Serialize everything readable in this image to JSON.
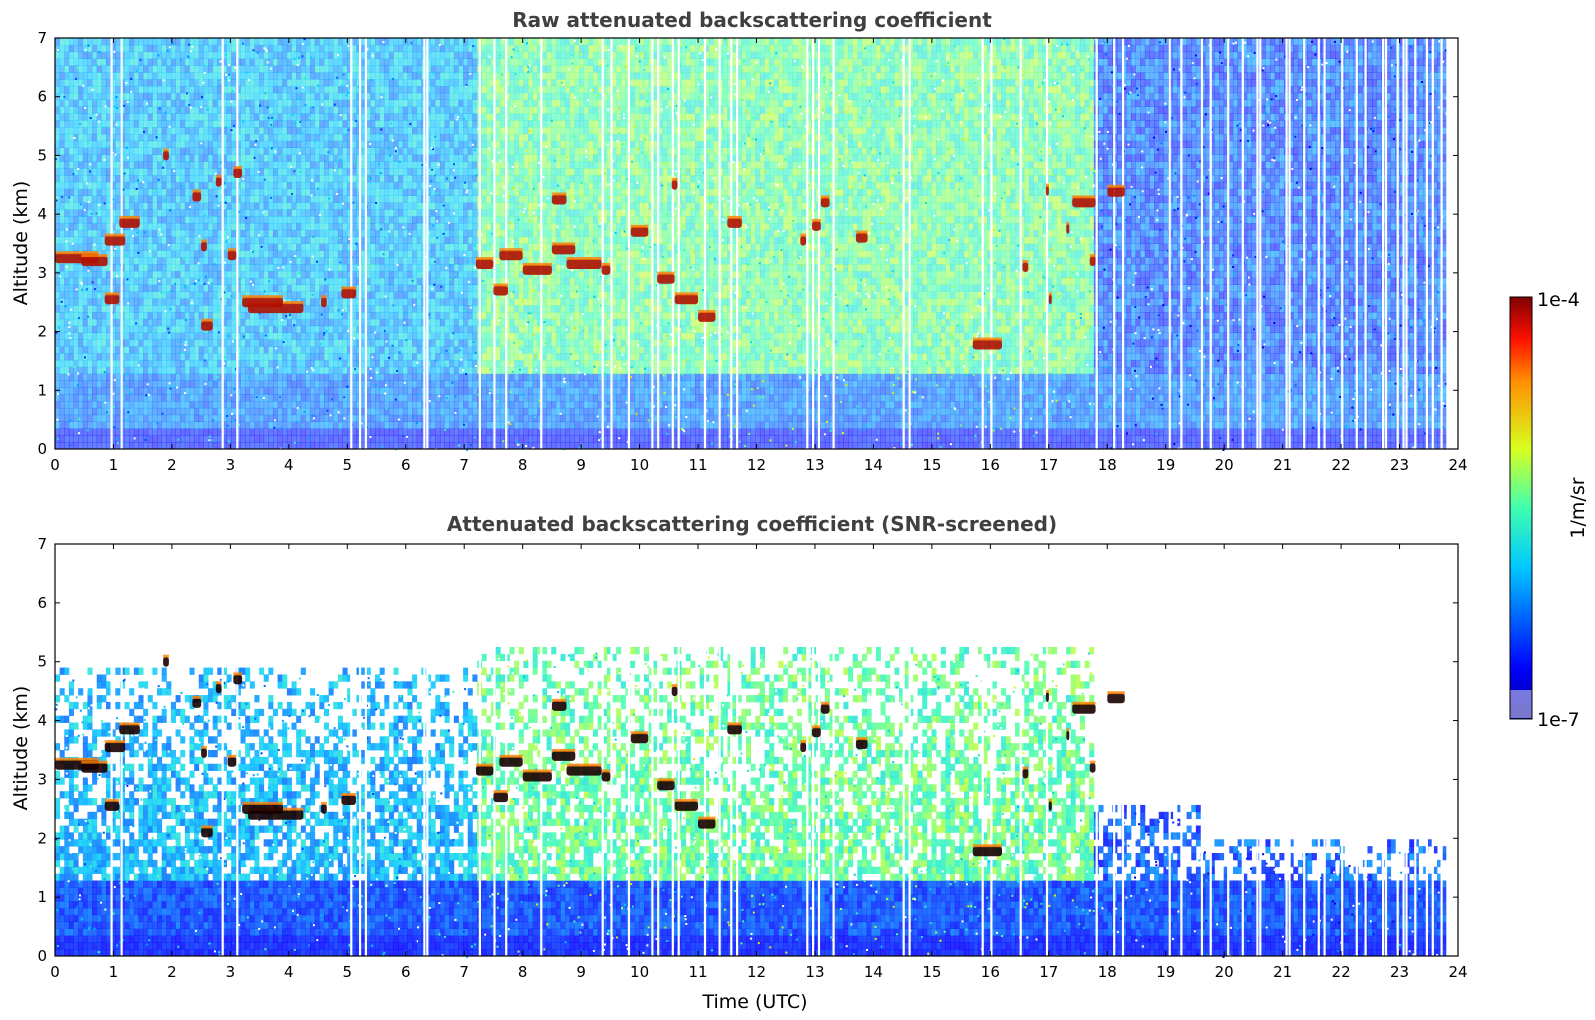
{
  "chart_data": [
    {
      "type": "heatmap",
      "title": "Raw attenuated backscattering coefficient",
      "xlabel": "",
      "ylabel": "Altitude (km)",
      "xlim": [
        0,
        24
      ],
      "ylim": [
        0,
        7
      ],
      "xticks": [
        "0",
        "1",
        "2",
        "3",
        "4",
        "5",
        "6",
        "7",
        "8",
        "9",
        "10",
        "11",
        "12",
        "13",
        "14",
        "15",
        "16",
        "17",
        "18",
        "19",
        "20",
        "21",
        "22",
        "23",
        "24"
      ],
      "yticks": [
        "0",
        "1",
        "2",
        "3",
        "4",
        "5",
        "6",
        "7"
      ],
      "data_end_time": 23.8,
      "colorscale": "jet",
      "noise_regime": [
        {
          "from": 0,
          "to": 7.2,
          "sky_level": "cyan-blue"
        },
        {
          "from": 7.2,
          "to": 17.8,
          "sky_level": "green-yellow"
        },
        {
          "from": 17.8,
          "to": 23.8,
          "sky_level": "blue"
        }
      ],
      "data_gaps_utc": [
        0.95,
        1.12,
        2.85,
        3.1,
        5.05,
        5.2,
        5.3,
        6.3,
        6.35,
        7.25,
        7.5,
        7.7,
        8.3,
        9.35,
        9.5,
        9.8,
        10.2,
        10.3,
        10.55,
        10.65,
        11.1,
        11.35,
        11.55,
        11.65,
        12.85,
        12.95,
        13.05,
        13.3,
        14.5,
        14.6,
        15.85,
        16.0,
        16.5,
        16.95,
        17.8,
        18.1,
        18.25,
        19.05,
        19.25,
        19.6,
        19.75,
        20.05,
        20.3,
        20.55,
        20.6,
        21.05,
        21.1,
        21.35,
        21.6,
        21.7,
        22.0,
        22.25,
        22.4,
        22.7,
        22.75,
        22.95,
        23.05,
        23.1,
        23.25,
        23.45,
        23.55,
        23.7
      ],
      "layers": [
        {
          "t0": 0.0,
          "t1": 0.75,
          "z": 3.25
        },
        {
          "t0": 0.45,
          "t1": 0.9,
          "z": 3.2
        },
        {
          "t0": 1.1,
          "t1": 1.45,
          "z": 3.85
        },
        {
          "t0": 0.85,
          "t1": 1.2,
          "z": 3.55
        },
        {
          "t0": 0.85,
          "t1": 1.1,
          "z": 2.55
        },
        {
          "t0": 1.85,
          "t1": 1.95,
          "z": 5.0
        },
        {
          "t0": 2.35,
          "t1": 2.5,
          "z": 4.3
        },
        {
          "t0": 2.75,
          "t1": 2.85,
          "z": 4.55
        },
        {
          "t0": 3.05,
          "t1": 3.2,
          "z": 4.7
        },
        {
          "t0": 2.5,
          "t1": 2.7,
          "z": 2.1
        },
        {
          "t0": 3.3,
          "t1": 4.25,
          "z": 2.4
        },
        {
          "t0": 3.2,
          "t1": 3.9,
          "z": 2.5
        },
        {
          "t0": 4.55,
          "t1": 4.65,
          "z": 2.5
        },
        {
          "t0": 4.9,
          "t1": 5.15,
          "z": 2.65
        },
        {
          "t0": 2.95,
          "t1": 3.1,
          "z": 3.3
        },
        {
          "t0": 2.5,
          "t1": 2.6,
          "z": 3.45
        },
        {
          "t0": 7.2,
          "t1": 7.5,
          "z": 3.15
        },
        {
          "t0": 7.6,
          "t1": 8.0,
          "z": 3.3
        },
        {
          "t0": 8.0,
          "t1": 8.5,
          "z": 3.05
        },
        {
          "t0": 7.5,
          "t1": 7.75,
          "z": 2.7
        },
        {
          "t0": 8.5,
          "t1": 8.75,
          "z": 4.25
        },
        {
          "t0": 8.75,
          "t1": 9.35,
          "z": 3.15
        },
        {
          "t0": 8.5,
          "t1": 8.9,
          "z": 3.4
        },
        {
          "t0": 9.35,
          "t1": 9.5,
          "z": 3.05
        },
        {
          "t0": 9.85,
          "t1": 10.15,
          "z": 3.7
        },
        {
          "t0": 10.3,
          "t1": 10.6,
          "z": 2.9
        },
        {
          "t0": 10.6,
          "t1": 11.0,
          "z": 2.55
        },
        {
          "t0": 11.0,
          "t1": 11.3,
          "z": 2.25
        },
        {
          "t0": 10.55,
          "t1": 10.65,
          "z": 4.5
        },
        {
          "t0": 11.5,
          "t1": 11.75,
          "z": 3.85
        },
        {
          "t0": 12.75,
          "t1": 12.85,
          "z": 3.55
        },
        {
          "t0": 12.95,
          "t1": 13.1,
          "z": 3.8
        },
        {
          "t0": 13.1,
          "t1": 13.25,
          "z": 4.2
        },
        {
          "t0": 13.7,
          "t1": 13.9,
          "z": 3.6
        },
        {
          "t0": 15.7,
          "t1": 16.2,
          "z": 1.78
        },
        {
          "t0": 16.55,
          "t1": 16.65,
          "z": 3.1
        },
        {
          "t0": 16.95,
          "t1": 17.0,
          "z": 4.4
        },
        {
          "t0": 17.3,
          "t1": 17.35,
          "z": 3.75
        },
        {
          "t0": 17.4,
          "t1": 17.8,
          "z": 4.2
        },
        {
          "t0": 18.0,
          "t1": 18.3,
          "z": 4.38
        },
        {
          "t0": 17.7,
          "t1": 17.8,
          "z": 3.2
        },
        {
          "t0": 17.0,
          "t1": 17.05,
          "z": 2.55
        }
      ]
    },
    {
      "type": "heatmap",
      "title": "Attenuated backscattering coefficient (SNR-screened)",
      "xlabel": "Time (UTC)",
      "ylabel": "Altitude (km)",
      "xlim": [
        0,
        24
      ],
      "ylim": [
        0,
        7
      ],
      "xticks": [
        "0",
        "1",
        "2",
        "3",
        "4",
        "5",
        "6",
        "7",
        "8",
        "9",
        "10",
        "11",
        "12",
        "13",
        "14",
        "15",
        "16",
        "17",
        "18",
        "19",
        "20",
        "21",
        "22",
        "23",
        "24"
      ],
      "yticks": [
        "0",
        "1",
        "2",
        "3",
        "4",
        "5",
        "6",
        "7"
      ],
      "data_end_time": 23.8,
      "colorscale": "jet",
      "screened_top_km": [
        {
          "from": 0,
          "to": 7.2,
          "z": 4.8
        },
        {
          "from": 7.2,
          "to": 17.8,
          "z": 5.2
        },
        {
          "from": 17.8,
          "to": 19.6,
          "z": 2.5
        },
        {
          "from": 19.6,
          "to": 23.8,
          "z": 1.9
        }
      ]
    }
  ],
  "colorbar": {
    "label": "1/m/sr",
    "max_label": "1e-4",
    "min_label": "1e-7",
    "scale": "log",
    "range": [
      1e-07,
      0.0001
    ]
  }
}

•••

→ WHAT IS NEEDED
All of the data needs repeating exactly, but the pictures do not.

→ RESPONSE TO THE TASK
Serialize everything readable in this image to JSON.
{
  "chart_data": [
    {
      "type": "heatmap",
      "title": "Raw attenuated backscattering coefficient",
      "xlabel": "",
      "ylabel": "Altitude (km)",
      "xlim": [
        0,
        24
      ],
      "ylim": [
        0,
        7
      ],
      "xticks": [
        "0",
        "1",
        "2",
        "3",
        "4",
        "5",
        "6",
        "7",
        "8",
        "9",
        "10",
        "11",
        "12",
        "13",
        "14",
        "15",
        "16",
        "17",
        "18",
        "19",
        "20",
        "21",
        "22",
        "23",
        "24"
      ],
      "yticks": [
        "0",
        "1",
        "2",
        "3",
        "4",
        "5",
        "6",
        "7"
      ],
      "data_end_time": 23.8,
      "colorscale": "jet",
      "noise_regime": [
        {
          "from": 0,
          "to": 7.2,
          "sky_level": "cyan-blue"
        },
        {
          "from": 7.2,
          "to": 17.8,
          "sky_level": "green-yellow"
        },
        {
          "from": 17.8,
          "to": 23.8,
          "sky_level": "blue"
        }
      ],
      "data_gaps_utc": [
        0.95,
        1.12,
        2.85,
        3.1,
        5.05,
        5.2,
        5.3,
        6.3,
        6.35,
        7.25,
        7.5,
        7.7,
        8.3,
        9.35,
        9.5,
        9.8,
        10.2,
        10.3,
        10.55,
        10.65,
        11.1,
        11.35,
        11.55,
        11.65,
        12.85,
        12.95,
        13.05,
        13.3,
        14.5,
        14.6,
        15.85,
        16.0,
        16.5,
        16.95,
        17.8,
        18.1,
        18.25,
        19.05,
        19.25,
        19.6,
        19.75,
        20.05,
        20.3,
        20.55,
        20.6,
        21.05,
        21.1,
        21.35,
        21.6,
        21.7,
        22.0,
        22.25,
        22.4,
        22.7,
        22.75,
        22.95,
        23.05,
        23.1,
        23.25,
        23.45,
        23.55,
        23.7
      ],
      "layers": [
        {
          "t0": 0.0,
          "t1": 0.75,
          "z": 3.25
        },
        {
          "t0": 0.45,
          "t1": 0.9,
          "z": 3.2
        },
        {
          "t0": 1.1,
          "t1": 1.45,
          "z": 3.85
        },
        {
          "t0": 0.85,
          "t1": 1.2,
          "z": 3.55
        },
        {
          "t0": 0.85,
          "t1": 1.1,
          "z": 2.55
        },
        {
          "t0": 1.85,
          "t1": 1.95,
          "z": 5.0
        },
        {
          "t0": 2.35,
          "t1": 2.5,
          "z": 4.3
        },
        {
          "t0": 2.75,
          "t1": 2.85,
          "z": 4.55
        },
        {
          "t0": 3.05,
          "t1": 3.2,
          "z": 4.7
        },
        {
          "t0": 2.5,
          "t1": 2.7,
          "z": 2.1
        },
        {
          "t0": 3.3,
          "t1": 4.25,
          "z": 2.4
        },
        {
          "t0": 3.2,
          "t1": 3.9,
          "z": 2.5
        },
        {
          "t0": 4.55,
          "t1": 4.65,
          "z": 2.5
        },
        {
          "t0": 4.9,
          "t1": 5.15,
          "z": 2.65
        },
        {
          "t0": 2.95,
          "t1": 3.1,
          "z": 3.3
        },
        {
          "t0": 2.5,
          "t1": 2.6,
          "z": 3.45
        },
        {
          "t0": 7.2,
          "t1": 7.5,
          "z": 3.15
        },
        {
          "t0": 7.6,
          "t1": 8.0,
          "z": 3.3
        },
        {
          "t0": 8.0,
          "t1": 8.5,
          "z": 3.05
        },
        {
          "t0": 7.5,
          "t1": 7.75,
          "z": 2.7
        },
        {
          "t0": 8.5,
          "t1": 8.75,
          "z": 4.25
        },
        {
          "t0": 8.75,
          "t1": 9.35,
          "z": 3.15
        },
        {
          "t0": 8.5,
          "t1": 8.9,
          "z": 3.4
        },
        {
          "t0": 9.35,
          "t1": 9.5,
          "z": 3.05
        },
        {
          "t0": 9.85,
          "t1": 10.15,
          "z": 3.7
        },
        {
          "t0": 10.3,
          "t1": 10.6,
          "z": 2.9
        },
        {
          "t0": 10.6,
          "t1": 11.0,
          "z": 2.55
        },
        {
          "t0": 11.0,
          "t1": 11.3,
          "z": 2.25
        },
        {
          "t0": 10.55,
          "t1": 10.65,
          "z": 4.5
        },
        {
          "t0": 11.5,
          "t1": 11.75,
          "z": 3.85
        },
        {
          "t0": 12.75,
          "t1": 12.85,
          "z": 3.55
        },
        {
          "t0": 12.95,
          "t1": 13.1,
          "z": 3.8
        },
        {
          "t0": 13.1,
          "t1": 13.25,
          "z": 4.2
        },
        {
          "t0": 13.7,
          "t1": 13.9,
          "z": 3.6
        },
        {
          "t0": 15.7,
          "t1": 16.2,
          "z": 1.78
        },
        {
          "t0": 16.55,
          "t1": 16.65,
          "z": 3.1
        },
        {
          "t0": 16.95,
          "t1": 17.0,
          "z": 4.4
        },
        {
          "t0": 17.3,
          "t1": 17.35,
          "z": 3.75
        },
        {
          "t0": 17.4,
          "t1": 17.8,
          "z": 4.2
        },
        {
          "t0": 18.0,
          "t1": 18.3,
          "z": 4.38
        },
        {
          "t0": 17.7,
          "t1": 17.8,
          "z": 3.2
        },
        {
          "t0": 17.0,
          "t1": 17.05,
          "z": 2.55
        }
      ]
    },
    {
      "type": "heatmap",
      "title": "Attenuated backscattering coefficient (SNR-screened)",
      "xlabel": "Time (UTC)",
      "ylabel": "Altitude (km)",
      "xlim": [
        0,
        24
      ],
      "ylim": [
        0,
        7
      ],
      "xticks": [
        "0",
        "1",
        "2",
        "3",
        "4",
        "5",
        "6",
        "7",
        "8",
        "9",
        "10",
        "11",
        "12",
        "13",
        "14",
        "15",
        "16",
        "17",
        "18",
        "19",
        "20",
        "21",
        "22",
        "23",
        "24"
      ],
      "yticks": [
        "0",
        "1",
        "2",
        "3",
        "4",
        "5",
        "6",
        "7"
      ],
      "data_end_time": 23.8,
      "colorscale": "jet",
      "screened_top_km": [
        {
          "from": 0,
          "to": 7.2,
          "z": 4.8
        },
        {
          "from": 7.2,
          "to": 17.8,
          "z": 5.2
        },
        {
          "from": 17.8,
          "to": 19.6,
          "z": 2.5
        },
        {
          "from": 19.6,
          "to": 23.8,
          "z": 1.9
        }
      ]
    }
  ],
  "colorbar": {
    "label": "1/m/sr",
    "max_label": "1e-4",
    "min_label": "1e-7",
    "scale": "log",
    "range": [
      1e-07,
      0.0001
    ]
  }
}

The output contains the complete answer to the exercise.